>>>>

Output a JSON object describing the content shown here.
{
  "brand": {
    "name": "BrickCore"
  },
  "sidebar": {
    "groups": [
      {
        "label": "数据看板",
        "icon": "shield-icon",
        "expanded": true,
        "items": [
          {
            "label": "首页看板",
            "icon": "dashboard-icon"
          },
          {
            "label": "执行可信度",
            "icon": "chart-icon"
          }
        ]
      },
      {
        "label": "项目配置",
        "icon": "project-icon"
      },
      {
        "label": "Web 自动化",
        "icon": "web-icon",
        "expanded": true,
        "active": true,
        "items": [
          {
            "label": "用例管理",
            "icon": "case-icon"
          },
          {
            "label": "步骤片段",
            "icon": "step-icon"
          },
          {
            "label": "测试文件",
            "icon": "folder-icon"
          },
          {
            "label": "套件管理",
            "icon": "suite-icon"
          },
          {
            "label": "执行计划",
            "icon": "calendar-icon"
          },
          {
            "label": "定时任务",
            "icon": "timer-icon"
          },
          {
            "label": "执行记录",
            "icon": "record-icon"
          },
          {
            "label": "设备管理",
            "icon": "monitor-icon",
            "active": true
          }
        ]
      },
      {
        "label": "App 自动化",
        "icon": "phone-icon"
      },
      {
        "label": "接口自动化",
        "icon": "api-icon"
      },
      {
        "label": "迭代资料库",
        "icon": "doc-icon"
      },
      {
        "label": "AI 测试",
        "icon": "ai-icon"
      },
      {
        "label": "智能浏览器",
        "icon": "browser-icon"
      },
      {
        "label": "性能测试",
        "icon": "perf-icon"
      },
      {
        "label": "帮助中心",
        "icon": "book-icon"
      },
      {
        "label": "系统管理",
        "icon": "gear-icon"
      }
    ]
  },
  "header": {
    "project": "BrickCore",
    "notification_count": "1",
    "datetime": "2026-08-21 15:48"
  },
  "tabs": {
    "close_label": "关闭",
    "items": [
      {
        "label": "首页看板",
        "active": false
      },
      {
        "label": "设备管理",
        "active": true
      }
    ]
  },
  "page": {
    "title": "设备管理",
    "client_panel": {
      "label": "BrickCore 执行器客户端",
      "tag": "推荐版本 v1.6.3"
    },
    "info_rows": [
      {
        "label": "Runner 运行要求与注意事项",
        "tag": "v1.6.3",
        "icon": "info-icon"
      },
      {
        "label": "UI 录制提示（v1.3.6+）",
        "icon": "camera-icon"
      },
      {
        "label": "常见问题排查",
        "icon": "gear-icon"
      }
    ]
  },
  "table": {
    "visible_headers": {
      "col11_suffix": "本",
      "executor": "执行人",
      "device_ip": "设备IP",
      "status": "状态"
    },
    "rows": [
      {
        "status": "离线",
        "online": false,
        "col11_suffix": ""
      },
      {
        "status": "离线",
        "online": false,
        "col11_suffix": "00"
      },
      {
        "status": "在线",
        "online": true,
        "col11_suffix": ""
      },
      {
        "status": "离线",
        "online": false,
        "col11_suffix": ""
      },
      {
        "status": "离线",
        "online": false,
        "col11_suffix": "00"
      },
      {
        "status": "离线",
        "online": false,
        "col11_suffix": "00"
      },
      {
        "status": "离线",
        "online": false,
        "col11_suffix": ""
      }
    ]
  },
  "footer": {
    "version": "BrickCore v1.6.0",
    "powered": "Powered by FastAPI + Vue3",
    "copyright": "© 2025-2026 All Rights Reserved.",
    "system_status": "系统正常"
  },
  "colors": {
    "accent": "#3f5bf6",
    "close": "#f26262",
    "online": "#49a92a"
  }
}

<<<<

Your task is to print the whole listing again exactly.

▸ **Output for this task**
Output a JSON object describing the content shown here.
{
  "brand": {
    "name": "BrickCore"
  },
  "sidebar": {
    "groups": [
      {
        "label": "数据看板",
        "icon": "shield-icon",
        "expanded": true,
        "items": [
          {
            "label": "首页看板",
            "icon": "dashboard-icon"
          },
          {
            "label": "执行可信度",
            "icon": "chart-icon"
          }
        ]
      },
      {
        "label": "项目配置",
        "icon": "project-icon"
      },
      {
        "label": "Web 自动化",
        "icon": "web-icon",
        "expanded": true,
        "active": true,
        "items": [
          {
            "label": "用例管理",
            "icon": "case-icon"
          },
          {
            "label": "步骤片段",
            "icon": "step-icon"
          },
          {
            "label": "测试文件",
            "icon": "folder-icon"
          },
          {
            "label": "套件管理",
            "icon": "suite-icon"
          },
          {
            "label": "执行计划",
            "icon": "calendar-icon"
          },
          {
            "label": "定时任务",
            "icon": "timer-icon"
          },
          {
            "label": "执行记录",
            "icon": "record-icon"
          },
          {
            "label": "设备管理",
            "icon": "monitor-icon",
            "active": true
          }
        ]
      },
      {
        "label": "App 自动化",
        "icon": "phone-icon"
      },
      {
        "label": "接口自动化",
        "icon": "api-icon"
      },
      {
        "label": "迭代资料库",
        "icon": "doc-icon"
      },
      {
        "label": "AI 测试",
        "icon": "ai-icon"
      },
      {
        "label": "智能浏览器",
        "icon": "browser-icon"
      },
      {
        "label": "性能测试",
        "icon": "perf-icon"
      },
      {
        "label": "帮助中心",
        "icon": "book-icon"
      },
      {
        "label": "系统管理",
        "icon": "gear-icon"
      }
    ]
  },
  "header": {
    "project": "BrickCore",
    "notification_count": "1",
    "datetime": "2026-08-21 15:48"
  },
  "tabs": {
    "close_label": "关闭",
    "items": [
      {
        "label": "首页看板",
        "active": false
      },
      {
        "label": "设备管理",
        "active": true
      }
    ]
  },
  "page": {
    "title": "设备管理",
    "client_panel": {
      "label": "BrickCore 执行器客户端",
      "tag": "推荐版本 v1.6.3"
    },
    "info_rows": [
      {
        "label": "Runner 运行要求与注意事项",
        "tag": "v1.6.3",
        "icon": "info-icon"
      },
      {
        "label": "UI 录制提示（v1.3.6+）",
        "icon": "camera-icon"
      },
      {
        "label": "常见问题排查",
        "icon": "gear-icon"
      }
    ]
  },
  "table": {
    "visible_headers": {
      "col11_suffix": "本",
      "executor": "执行人",
      "device_ip": "设备IP",
      "status": "状态"
    },
    "rows": [
      {
        "status": "离线",
        "online": false,
        "col11_suffix": ""
      },
      {
        "status": "离线",
        "online": false,
        "col11_suffix": "00"
      },
      {
        "status": "在线",
        "online": true,
        "col11_suffix": ""
      },
      {
        "status": "离线",
        "online": false,
        "col11_suffix": ""
      },
      {
        "status": "离线",
        "online": false,
        "col11_suffix": "00"
      },
      {
        "status": "离线",
        "online": false,
        "col11_suffix": "00"
      },
      {
        "status": "离线",
        "online": false,
        "col11_suffix": ""
      }
    ]
  },
  "footer": {
    "version": "BrickCore v1.6.0",
    "powered": "Powered by FastAPI + Vue3",
    "copyright": "© 2025-2026 All Rights Reserved.",
    "system_status": "系统正常"
  },
  "colors": {
    "accent": "#3f5bf6",
    "close": "#f26262",
    "online": "#49a92a"
  }
}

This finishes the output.